§ Page extract
-=-=-
Minister for Lands and Mineral Resources
- Incumbent
- Assumed office 24 December 2022
- Prime Minister: Sitiveni Rabuka

Member of the Fijian Parliament for PA List
- Incumbent
- Assumed office 14 December 2022

Personal details
- Party: Social Democratic Liberal Party (2018–2021) People's Alliance (2021–present)

= Filimoni Vosarogo =

Fijian politician

Filimoni Wainiqolo Rasokisoki Vosarogo is a Fijian lawyer, politician, and Cabinet Minister. He is a member of the People's Alliance.

Vosarogo worked as a lawyer and civil servant, including as legal manager for the land Transport Authority. In December 2016 he was elected chair of Fiji National Rugby League.

Vosarogo has appeared in a number of high-profile cases against the military regime and the FijiFirst government which succeeded it. In 2011 he represented former Fiji Land Force Commander, Brigadier General Pita Driti, in his trial for sedition and mutiny. In 2019 he represented opposition MP Mosese Bulitavu in his retrial for sedition. In May 2019 he represented Fiji Trades Union Congress secretary Felix Anthony after he was detained by police for attempting to organise a protest march against job cuts. In 2020, he represented SODELPA MPs under investigation by the Fiji Independent Commission Against Corruption.
-=-=-
§ Study material
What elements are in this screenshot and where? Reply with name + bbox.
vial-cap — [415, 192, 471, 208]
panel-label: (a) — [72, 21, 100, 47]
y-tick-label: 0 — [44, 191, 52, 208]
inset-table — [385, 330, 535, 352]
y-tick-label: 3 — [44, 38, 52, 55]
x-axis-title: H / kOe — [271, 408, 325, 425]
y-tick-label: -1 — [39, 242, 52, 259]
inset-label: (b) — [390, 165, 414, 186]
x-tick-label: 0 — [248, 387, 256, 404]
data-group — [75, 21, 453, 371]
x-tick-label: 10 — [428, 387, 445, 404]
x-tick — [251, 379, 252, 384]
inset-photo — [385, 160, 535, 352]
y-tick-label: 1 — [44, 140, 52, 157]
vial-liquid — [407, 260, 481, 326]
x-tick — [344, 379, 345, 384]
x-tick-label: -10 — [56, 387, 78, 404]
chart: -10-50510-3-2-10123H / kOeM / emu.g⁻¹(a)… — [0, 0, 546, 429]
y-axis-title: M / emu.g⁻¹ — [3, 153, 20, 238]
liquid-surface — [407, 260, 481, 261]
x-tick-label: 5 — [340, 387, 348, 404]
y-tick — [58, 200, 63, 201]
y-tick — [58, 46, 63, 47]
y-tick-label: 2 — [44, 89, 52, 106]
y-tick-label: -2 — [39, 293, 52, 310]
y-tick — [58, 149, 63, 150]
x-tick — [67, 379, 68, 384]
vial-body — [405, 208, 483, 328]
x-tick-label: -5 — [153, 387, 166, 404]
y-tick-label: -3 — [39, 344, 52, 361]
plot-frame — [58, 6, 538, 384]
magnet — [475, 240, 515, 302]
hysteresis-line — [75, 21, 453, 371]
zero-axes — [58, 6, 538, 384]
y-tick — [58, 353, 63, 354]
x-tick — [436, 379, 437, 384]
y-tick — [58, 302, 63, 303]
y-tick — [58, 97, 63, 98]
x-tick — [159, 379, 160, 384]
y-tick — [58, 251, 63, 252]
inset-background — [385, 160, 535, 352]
-=-=-
§ Problem set
(a) Reproduce the part of the Filimoni Vosarogo article that opens with the words containing "Member of the Fijian" and closes with "the People's Alliance.".
(b) Take the article on Filimoni Vosarogo further, picking up after its last sentence.
None of the material is needed here.

§ Exercise results
(a)
Member of the Fijian Parliament for PA List
- Incumbent
- Assumed office 14 December 2022

Personal details
- Party: Social Democratic Liberal Party (2018–2021) People's Alliance (2021–present)

= Filimoni Vosarogo =

Fijian politician

Filimoni Wainiqolo Rasokisoki Vosarogo is a Fijian lawyer, politician, and Cabinet Minister. He is a member of the People's Alliance.

(b)
==Political career==

In August 2014 he was founding president of the One Fiji Party. He ran as a One Fiji candidate in the 2014 election campaign, and during campaign he opposed the FijiFirst regime's classification of all citizens as "Fijian" and its non-recognition of iTaukei.

During the 2018 Fijian general election he acted as lawyer for the Social Democratic Liberal Party (SODELPA). In August 2020 he contested the SODELPA deputy leadership. In December 2020 he was elected deputy leader, defeating Lynda Tabuya by one vote. In February 2021 he opposed the government's deportation of University of the South Pacific vice-chancellor Pal Ahluwalia. In March 2021 he called for Fiji Human Rights and Anti-Discrimination Commission director Ahswin Raj to be fired over the FHRDC's failure to oppose the FijiFirst government's policing bill, which restricted human rights.

In November 2021 he resigned from SODELPA to join the People's Alliance.

He contested the 2022 Fijian general election as a People's Alliance candidate. During the election campaign he criticised the salaries paid to top public servants, such as land transport Authority CEO Samuel Charles Simpson, claiming that the FijiFirst government was paying a "different brain rate" for non-Fijians. Simpson subsequently quit shortly after the coalition government took office.

He was elected to the Parliament of Fiji with 4408 votes. On 24 December 2022 he was appointed Minister for Lands and Mineral Resources in the coalition government of Sitiveni Rabuka.

In January 2026 he acted as prime minister while Sitiveni Rabuka was in Aotearoa for medical treatment.